──────── TEXTO CITADO

Jamais fomos modernos - B. Latour

Como podemos ver acima, a proposta de Latour não consiste em voltar a atenção apenas para as práticas de hibridização, mas também para as práticas de purificação. Afinal, é a relação entre esses dois conjuntos de práticas que constitui a possibilidade de transformar a própria modernidade (enquanto discurso e prática) em um fenômeno passível de descrição e reflexão etnográfica. Essa orientação da pesquisa surge em outro trecho do mesmo livro:

"A tarefa da antropologia do mundo moderno consiste em descrever da mesma maneira como se organizam todos os ramos de nosso governo, inclusive da natureza e das ciências exatas, e também em explicar como e por que estes ramos se separam, assim como os múltiplos arranjos que os reúnem. O etnólogo de nosso mundo deve colocar-se no ponto comum onde se dividem os papéis, as ações, as competências que iram enfim permitir definir certa entidade como animal ou material, uma outra como sujeito de direito, outra como sendo dotada de consciência, ou maquinal, e outra ainda inconsciente ou incapaz. Ele deve até mesmo comparar as formas sempre diferentes de definir ou não a matéria, o direito, a consciência, e a alma dos animais sem partir da metafísica moderna. Da mesma forma que a constituição dos juristas define os direitos e deveres dos cidadãos e do Estado, da mesma esta Constituição - que escrevo com maiúscula para distingui-lá da outra - define os humanos e não-humanos, suas propriedades e suas relações, suas competências e seus agrupamentos" (Idem, p. 20-1).

Não se trata, portanto, de negar ou criticar (antes mesmo de analisar) a "Constituição Moderna" (identificada pela correlação entre purificação e hibridização), mas em buscar descrever como essa constituição é colocada em prática em diferentes contextos, ou seja, analisá-la em ação.

Não tenho dúvida de que a objetividade científica, por estar associada simultaneamente a práticas de purificação e hibridização, não somente envolve modos históricos de objetivação (estratégias discursivas e  materiais de transformação dos fenômenos em objetos), como essas formas também dependem de um conjunto de práticas disciplinares associadas a construção de uma determinada subjetividade (neste caso, uma 'intersubjetividade'). Ao descrever como o objetivismo histórico é construído nas diferentes áreas científicas, leva-se adiante o projeto de uma antropologia simétrica.

Já uma perspectiva assimétrica, neste caso, consistiria em voltar o olhar etnográfico apenas para as práticas de hibridização, buscando velar ou desconstruir o outro conjunto de práticas mencionado por Latour, as chamadas práticas de purificação (e o que é pior, em tom de denúncia retórica). Essa 'anulação' do pensamento do 'outro' foi uma prática histórica comum em relação aos índios, por exemplo, assim como em relação a outros coletivos visados pelo olhar antropológico. Dizer que os atores não sabem o que estão dizendo quando dizem que sabem o que estão fazendo é uma forma de constituir um atalho, um recorte, uma linha que permite impor sobre o outro uma linguagem conceitual exógena e avassaladora.

────────────────

Transcreva a passagem do texto sobre Latour que começa em "Não se trata, portanto, de" e segue até "analisá-la em ação.".

──────── LINHAS EXIBIDAS

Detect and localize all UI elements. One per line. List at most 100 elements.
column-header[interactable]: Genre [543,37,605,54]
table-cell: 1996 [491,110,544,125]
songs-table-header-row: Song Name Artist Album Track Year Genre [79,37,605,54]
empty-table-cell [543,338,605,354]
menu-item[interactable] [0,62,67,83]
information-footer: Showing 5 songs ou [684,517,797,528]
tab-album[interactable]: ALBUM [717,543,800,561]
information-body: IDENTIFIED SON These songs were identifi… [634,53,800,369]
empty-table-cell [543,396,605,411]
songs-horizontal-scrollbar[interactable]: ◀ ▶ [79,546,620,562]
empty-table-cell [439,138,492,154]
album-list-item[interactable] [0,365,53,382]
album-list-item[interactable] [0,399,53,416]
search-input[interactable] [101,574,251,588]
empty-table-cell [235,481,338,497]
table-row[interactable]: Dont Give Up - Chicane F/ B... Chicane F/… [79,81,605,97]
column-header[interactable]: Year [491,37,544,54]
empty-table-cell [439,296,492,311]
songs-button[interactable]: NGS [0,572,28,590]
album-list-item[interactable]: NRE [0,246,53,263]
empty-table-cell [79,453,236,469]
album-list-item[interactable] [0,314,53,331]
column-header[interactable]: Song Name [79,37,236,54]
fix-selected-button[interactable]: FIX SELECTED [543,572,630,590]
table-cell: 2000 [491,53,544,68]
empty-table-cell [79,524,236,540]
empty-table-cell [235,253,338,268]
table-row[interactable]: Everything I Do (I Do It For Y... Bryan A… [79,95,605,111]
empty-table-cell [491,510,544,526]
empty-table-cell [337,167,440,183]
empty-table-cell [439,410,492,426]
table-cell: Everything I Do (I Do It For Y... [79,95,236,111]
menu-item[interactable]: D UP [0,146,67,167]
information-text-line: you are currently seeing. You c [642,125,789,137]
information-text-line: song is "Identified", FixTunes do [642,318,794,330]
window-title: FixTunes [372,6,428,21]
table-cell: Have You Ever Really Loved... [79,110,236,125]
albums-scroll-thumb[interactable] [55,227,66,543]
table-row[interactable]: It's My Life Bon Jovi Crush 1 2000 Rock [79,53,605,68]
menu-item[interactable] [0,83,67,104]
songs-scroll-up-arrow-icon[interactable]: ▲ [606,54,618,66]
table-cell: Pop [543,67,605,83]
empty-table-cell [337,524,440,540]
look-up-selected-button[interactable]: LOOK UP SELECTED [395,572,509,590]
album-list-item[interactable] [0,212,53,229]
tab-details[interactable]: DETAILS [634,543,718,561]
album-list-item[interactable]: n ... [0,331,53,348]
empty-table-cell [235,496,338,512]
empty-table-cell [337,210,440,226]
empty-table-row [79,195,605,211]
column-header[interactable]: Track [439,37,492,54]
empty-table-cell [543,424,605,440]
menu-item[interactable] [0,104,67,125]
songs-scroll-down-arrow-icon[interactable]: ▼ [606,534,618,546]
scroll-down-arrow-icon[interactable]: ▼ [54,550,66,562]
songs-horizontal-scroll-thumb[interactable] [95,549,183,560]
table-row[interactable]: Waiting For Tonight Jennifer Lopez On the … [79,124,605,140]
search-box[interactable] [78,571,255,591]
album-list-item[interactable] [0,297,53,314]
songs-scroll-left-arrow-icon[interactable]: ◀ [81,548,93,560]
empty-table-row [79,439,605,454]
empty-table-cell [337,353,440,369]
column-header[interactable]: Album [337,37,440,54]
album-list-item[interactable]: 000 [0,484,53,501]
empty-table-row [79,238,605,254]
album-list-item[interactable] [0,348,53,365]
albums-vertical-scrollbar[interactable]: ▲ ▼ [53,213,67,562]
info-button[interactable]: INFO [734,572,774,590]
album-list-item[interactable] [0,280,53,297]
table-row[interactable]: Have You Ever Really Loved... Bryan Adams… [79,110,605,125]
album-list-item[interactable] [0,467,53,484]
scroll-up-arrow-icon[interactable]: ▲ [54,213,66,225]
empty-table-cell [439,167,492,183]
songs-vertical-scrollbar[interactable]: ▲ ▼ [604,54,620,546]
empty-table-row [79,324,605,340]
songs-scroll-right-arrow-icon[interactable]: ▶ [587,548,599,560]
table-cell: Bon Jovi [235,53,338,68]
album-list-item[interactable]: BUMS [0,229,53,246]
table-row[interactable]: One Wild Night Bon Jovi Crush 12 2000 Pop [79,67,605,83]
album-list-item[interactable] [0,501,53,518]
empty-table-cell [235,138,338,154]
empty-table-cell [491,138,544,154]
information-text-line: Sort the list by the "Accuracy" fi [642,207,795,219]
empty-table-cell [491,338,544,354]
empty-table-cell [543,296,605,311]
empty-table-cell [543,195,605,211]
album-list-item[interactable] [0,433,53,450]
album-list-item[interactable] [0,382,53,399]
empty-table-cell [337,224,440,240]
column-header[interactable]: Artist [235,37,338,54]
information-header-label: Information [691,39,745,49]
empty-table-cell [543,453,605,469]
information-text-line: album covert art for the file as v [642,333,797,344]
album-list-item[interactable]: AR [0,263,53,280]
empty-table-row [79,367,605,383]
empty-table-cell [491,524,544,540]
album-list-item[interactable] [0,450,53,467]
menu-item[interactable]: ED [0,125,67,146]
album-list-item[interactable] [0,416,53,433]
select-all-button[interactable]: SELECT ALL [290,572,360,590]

────────────────

SOLUÇÃO:
Não se trata, portanto, de negar ou criticar (antes mesmo de analisar) a "Constituição Moderna" (identificada pela correlação entre purificação e hibridização), mas em buscar descrever como essa constituição é colocada em prática em diferentes contextos, ou seja, analisá-la em ação.